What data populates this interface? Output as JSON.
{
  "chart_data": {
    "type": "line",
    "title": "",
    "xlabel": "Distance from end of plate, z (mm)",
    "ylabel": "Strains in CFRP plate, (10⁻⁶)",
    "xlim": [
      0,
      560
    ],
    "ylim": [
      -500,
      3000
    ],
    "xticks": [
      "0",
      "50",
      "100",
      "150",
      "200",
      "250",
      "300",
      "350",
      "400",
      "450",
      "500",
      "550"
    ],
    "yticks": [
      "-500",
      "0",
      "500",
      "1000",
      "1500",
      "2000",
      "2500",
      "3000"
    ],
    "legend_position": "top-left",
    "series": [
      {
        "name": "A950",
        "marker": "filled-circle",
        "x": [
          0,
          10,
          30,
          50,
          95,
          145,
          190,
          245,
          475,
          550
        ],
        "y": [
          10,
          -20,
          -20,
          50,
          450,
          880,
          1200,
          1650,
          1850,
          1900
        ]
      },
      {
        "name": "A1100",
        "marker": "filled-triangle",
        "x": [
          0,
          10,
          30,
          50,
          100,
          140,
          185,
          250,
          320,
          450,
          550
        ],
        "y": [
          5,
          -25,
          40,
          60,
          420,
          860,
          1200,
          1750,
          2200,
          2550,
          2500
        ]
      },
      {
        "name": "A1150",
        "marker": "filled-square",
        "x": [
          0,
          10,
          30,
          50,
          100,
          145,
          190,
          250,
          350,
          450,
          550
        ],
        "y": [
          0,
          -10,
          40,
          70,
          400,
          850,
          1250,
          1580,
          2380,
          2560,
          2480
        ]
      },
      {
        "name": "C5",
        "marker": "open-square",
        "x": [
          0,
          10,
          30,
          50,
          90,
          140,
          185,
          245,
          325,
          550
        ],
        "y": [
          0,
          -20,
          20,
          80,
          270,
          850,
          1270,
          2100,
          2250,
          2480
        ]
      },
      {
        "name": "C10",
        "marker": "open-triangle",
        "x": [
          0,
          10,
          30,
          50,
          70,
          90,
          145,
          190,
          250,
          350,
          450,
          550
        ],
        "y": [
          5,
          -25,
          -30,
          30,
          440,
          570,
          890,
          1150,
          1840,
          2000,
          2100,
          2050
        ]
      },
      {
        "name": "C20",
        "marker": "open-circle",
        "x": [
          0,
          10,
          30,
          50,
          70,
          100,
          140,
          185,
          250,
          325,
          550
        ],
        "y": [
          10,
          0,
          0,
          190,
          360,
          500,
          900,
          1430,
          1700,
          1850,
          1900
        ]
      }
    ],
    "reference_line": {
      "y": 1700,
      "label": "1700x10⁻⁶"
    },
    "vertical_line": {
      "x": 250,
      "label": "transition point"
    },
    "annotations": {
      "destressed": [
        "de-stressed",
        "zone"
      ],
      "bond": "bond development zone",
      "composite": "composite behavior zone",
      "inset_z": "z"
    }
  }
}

·····

• [EXERCISE INSTRUCTIONS] Extract each line holding the string "plate".

• [PROBLEM SOLUTION]
    "xlabel": "Distance from end of plate, z (mm)",
    "ylabel": "Strains in CFRP plate, (10⁻⁶)",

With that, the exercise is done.